[Data excerpts]
╭──

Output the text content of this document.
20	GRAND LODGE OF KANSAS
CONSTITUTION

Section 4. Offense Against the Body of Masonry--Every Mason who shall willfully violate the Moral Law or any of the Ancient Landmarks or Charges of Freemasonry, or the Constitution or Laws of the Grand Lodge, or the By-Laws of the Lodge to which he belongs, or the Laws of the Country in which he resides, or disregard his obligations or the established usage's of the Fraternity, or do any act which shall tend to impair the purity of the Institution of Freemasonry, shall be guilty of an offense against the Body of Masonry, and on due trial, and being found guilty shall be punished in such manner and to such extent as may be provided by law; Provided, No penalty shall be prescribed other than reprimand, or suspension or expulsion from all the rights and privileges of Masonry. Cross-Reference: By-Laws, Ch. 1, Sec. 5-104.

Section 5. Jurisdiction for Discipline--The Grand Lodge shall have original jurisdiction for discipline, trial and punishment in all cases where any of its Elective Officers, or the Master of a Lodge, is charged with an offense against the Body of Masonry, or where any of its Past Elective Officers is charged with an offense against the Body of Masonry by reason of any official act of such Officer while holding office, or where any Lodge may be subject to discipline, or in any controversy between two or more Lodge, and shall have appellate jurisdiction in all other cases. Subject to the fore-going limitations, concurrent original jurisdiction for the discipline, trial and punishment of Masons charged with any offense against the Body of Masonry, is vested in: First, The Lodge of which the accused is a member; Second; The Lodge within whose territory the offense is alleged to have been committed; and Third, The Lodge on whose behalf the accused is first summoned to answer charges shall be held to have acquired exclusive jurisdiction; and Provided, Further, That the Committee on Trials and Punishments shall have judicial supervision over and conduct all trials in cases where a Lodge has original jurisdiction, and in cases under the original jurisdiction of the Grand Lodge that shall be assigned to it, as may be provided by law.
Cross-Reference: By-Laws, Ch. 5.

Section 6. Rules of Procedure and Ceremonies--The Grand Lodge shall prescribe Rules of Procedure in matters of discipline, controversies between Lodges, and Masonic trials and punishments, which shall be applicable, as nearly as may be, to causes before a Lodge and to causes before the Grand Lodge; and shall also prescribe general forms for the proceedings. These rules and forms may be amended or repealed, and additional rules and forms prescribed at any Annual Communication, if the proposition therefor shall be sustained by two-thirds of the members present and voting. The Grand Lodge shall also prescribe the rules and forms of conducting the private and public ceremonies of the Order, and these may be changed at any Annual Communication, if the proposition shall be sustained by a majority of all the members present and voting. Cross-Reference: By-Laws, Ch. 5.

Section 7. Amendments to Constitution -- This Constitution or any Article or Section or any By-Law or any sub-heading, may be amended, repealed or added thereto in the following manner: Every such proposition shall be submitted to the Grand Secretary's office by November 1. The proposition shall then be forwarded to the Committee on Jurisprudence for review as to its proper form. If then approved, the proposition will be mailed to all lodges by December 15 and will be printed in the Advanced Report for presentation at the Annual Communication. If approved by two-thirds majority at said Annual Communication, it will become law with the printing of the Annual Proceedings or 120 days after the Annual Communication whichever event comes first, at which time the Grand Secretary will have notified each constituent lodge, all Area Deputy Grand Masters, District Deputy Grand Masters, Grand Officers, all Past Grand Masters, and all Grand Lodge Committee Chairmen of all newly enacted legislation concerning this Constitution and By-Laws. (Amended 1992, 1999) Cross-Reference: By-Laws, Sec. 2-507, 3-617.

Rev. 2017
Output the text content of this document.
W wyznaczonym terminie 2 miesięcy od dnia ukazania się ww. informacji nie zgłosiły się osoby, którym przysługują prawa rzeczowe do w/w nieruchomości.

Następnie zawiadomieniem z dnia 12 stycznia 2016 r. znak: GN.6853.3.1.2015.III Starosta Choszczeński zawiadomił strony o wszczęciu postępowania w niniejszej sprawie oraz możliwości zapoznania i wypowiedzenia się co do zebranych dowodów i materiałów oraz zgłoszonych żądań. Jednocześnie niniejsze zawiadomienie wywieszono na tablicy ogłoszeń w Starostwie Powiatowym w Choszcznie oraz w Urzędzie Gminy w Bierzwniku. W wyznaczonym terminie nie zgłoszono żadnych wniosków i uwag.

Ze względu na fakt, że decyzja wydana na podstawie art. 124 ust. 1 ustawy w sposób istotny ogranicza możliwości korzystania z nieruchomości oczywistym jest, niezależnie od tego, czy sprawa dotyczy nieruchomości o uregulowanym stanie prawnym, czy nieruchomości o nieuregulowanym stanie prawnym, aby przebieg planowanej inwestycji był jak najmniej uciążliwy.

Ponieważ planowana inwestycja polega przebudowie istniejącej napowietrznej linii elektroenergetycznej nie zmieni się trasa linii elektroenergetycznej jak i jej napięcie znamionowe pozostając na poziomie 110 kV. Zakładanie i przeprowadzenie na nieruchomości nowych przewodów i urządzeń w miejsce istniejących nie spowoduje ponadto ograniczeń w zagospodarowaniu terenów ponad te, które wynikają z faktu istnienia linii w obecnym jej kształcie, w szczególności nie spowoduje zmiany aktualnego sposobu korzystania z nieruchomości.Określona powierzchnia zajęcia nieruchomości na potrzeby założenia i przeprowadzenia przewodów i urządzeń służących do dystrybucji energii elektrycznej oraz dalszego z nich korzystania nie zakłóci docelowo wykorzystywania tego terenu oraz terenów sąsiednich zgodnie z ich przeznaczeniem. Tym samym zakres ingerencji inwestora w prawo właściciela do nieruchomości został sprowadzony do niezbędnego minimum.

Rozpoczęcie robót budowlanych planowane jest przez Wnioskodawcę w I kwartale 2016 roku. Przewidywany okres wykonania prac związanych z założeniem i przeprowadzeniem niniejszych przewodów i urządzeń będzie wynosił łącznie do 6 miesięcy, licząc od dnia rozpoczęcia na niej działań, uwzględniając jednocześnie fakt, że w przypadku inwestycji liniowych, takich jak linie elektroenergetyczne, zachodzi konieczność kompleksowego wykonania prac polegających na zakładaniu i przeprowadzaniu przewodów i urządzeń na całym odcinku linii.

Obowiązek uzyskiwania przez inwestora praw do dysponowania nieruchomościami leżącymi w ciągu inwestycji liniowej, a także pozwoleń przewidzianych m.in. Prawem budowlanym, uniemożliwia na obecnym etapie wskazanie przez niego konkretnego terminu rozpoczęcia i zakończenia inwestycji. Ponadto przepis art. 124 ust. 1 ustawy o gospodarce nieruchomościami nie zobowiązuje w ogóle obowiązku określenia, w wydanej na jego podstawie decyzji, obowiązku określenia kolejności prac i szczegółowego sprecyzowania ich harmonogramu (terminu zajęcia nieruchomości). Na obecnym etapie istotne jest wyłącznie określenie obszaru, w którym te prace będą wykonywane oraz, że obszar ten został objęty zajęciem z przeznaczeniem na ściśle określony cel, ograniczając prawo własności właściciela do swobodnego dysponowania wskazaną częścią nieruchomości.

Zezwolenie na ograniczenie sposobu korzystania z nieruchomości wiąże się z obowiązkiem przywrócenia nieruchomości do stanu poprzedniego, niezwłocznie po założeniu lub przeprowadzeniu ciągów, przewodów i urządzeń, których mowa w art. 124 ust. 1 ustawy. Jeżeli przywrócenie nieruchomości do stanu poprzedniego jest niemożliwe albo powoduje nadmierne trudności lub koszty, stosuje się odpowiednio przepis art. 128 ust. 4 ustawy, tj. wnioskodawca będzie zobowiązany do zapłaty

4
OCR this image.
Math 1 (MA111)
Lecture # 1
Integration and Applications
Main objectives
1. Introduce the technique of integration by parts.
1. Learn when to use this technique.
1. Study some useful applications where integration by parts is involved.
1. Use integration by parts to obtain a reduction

╰──

**GIVEN INSTRUCTION:** The records are above. How many lines in them contain the word "technique"? Give the number alone.

**OUTPUT OF THE EXERCISE:** 2